TO DO –
Each line containing the word "this" needs to be copied.

[Data entries]

* Begin *

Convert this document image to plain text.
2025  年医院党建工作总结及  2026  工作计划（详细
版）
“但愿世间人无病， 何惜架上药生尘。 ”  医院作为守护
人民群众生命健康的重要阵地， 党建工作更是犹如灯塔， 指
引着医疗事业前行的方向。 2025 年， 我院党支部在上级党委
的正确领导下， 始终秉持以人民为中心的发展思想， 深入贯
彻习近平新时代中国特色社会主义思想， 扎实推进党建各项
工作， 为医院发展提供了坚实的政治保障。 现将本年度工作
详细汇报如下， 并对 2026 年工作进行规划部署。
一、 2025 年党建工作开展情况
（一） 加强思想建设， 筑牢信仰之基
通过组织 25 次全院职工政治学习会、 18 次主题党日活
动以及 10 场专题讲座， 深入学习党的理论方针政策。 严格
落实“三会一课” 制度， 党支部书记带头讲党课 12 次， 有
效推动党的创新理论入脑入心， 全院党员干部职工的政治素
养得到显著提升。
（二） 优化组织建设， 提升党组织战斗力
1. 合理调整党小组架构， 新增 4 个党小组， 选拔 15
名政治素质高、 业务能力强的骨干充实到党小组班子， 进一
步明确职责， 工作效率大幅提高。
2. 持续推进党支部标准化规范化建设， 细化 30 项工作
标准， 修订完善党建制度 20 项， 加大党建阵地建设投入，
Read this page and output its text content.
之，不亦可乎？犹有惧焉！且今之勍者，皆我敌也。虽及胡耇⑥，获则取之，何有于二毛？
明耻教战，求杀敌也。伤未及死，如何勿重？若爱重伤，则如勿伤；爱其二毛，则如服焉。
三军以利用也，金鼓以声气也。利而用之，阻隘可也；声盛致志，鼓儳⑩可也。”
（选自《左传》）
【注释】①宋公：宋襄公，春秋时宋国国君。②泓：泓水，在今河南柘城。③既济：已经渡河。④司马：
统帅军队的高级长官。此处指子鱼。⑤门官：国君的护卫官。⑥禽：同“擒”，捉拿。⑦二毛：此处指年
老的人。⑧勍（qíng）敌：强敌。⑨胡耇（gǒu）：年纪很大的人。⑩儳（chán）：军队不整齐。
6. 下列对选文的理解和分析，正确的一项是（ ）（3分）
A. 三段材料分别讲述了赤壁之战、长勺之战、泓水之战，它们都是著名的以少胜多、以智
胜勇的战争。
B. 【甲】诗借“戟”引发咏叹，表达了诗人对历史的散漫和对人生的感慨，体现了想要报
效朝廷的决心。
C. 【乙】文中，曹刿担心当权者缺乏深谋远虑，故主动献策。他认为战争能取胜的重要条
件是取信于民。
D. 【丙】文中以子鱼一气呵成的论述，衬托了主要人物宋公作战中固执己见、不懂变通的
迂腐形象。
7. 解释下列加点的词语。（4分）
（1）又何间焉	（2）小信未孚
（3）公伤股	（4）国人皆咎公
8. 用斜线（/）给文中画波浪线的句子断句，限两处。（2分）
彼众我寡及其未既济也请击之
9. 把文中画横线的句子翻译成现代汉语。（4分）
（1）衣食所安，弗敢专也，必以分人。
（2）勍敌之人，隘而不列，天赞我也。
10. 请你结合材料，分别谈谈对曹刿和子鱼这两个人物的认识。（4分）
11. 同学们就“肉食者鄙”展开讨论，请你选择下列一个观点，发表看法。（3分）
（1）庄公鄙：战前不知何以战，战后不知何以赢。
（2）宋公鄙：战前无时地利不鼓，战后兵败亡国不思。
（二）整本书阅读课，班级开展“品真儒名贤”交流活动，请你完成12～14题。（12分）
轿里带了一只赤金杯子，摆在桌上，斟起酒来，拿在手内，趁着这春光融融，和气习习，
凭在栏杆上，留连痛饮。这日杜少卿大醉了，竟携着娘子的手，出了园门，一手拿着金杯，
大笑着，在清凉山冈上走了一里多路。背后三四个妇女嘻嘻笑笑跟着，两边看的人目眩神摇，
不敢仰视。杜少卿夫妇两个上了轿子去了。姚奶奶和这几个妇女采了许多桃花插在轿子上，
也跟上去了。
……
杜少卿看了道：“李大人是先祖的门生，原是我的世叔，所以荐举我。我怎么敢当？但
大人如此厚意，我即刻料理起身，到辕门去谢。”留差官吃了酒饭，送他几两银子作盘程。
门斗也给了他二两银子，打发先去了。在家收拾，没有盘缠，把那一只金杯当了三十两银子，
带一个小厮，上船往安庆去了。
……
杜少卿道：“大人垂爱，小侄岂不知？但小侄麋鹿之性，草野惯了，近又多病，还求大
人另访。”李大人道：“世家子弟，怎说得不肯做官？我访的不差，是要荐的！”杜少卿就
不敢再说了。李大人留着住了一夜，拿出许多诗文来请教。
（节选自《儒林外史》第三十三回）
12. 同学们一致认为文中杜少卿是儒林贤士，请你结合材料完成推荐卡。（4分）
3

* End *

TASK ANSWER –
Convert this document image to plain text.
Read this page and output its text content.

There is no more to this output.